:: Data extract

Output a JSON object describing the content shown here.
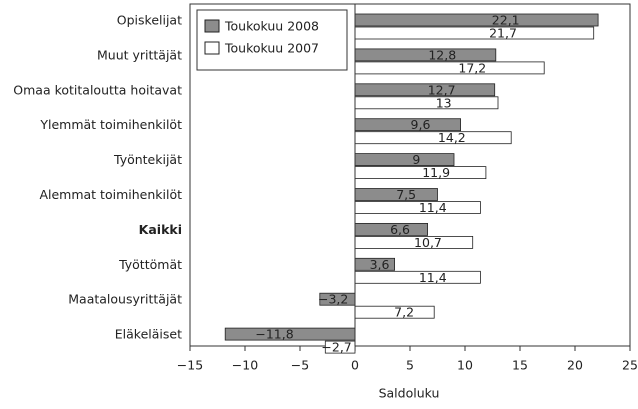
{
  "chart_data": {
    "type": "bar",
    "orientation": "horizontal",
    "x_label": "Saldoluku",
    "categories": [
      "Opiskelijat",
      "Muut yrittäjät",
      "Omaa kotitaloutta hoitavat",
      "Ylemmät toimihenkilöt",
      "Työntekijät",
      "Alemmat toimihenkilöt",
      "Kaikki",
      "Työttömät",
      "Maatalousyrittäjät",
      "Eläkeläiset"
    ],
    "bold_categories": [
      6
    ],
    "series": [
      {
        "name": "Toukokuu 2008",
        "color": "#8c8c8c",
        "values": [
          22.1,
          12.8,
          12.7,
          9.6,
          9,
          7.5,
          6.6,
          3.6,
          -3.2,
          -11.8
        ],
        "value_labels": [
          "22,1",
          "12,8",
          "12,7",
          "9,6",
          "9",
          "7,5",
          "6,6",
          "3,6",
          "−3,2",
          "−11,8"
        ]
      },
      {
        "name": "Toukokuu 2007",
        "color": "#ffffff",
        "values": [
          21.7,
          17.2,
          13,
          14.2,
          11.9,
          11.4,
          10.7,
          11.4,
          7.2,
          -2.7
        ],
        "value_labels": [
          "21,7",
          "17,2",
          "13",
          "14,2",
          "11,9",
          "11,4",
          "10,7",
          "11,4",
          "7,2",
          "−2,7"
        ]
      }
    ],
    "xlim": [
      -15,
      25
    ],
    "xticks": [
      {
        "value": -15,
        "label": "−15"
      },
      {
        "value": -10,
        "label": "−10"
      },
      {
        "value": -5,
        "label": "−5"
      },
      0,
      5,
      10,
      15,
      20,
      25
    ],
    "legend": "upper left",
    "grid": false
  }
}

::::
:: Data extract

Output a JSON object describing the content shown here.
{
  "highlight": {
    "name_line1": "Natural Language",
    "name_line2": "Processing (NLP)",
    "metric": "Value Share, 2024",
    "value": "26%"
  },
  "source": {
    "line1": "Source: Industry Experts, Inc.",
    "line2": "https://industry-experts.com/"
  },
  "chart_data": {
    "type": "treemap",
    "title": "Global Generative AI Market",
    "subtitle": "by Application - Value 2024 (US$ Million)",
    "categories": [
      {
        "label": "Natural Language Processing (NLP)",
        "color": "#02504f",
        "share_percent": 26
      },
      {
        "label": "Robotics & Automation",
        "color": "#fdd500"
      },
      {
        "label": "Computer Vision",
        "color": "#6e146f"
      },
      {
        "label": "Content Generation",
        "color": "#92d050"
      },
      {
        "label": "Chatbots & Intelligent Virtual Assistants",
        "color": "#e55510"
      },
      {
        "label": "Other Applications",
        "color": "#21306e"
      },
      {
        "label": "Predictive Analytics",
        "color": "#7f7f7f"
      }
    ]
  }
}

::::

■ **Problem statement**:
Copy every line of the records above that holds the word "color".

■ **Answer in full**:
        "color": "#8c8c8c",
        "color": "#ffffff",
        "color": "#02504f",
        "color": "#fdd500"
        "color": "#6e146f"
        "color": "#92d050"
        "color": "#e55510"
        "color": "#21306e"
        "color": "#7f7f7f"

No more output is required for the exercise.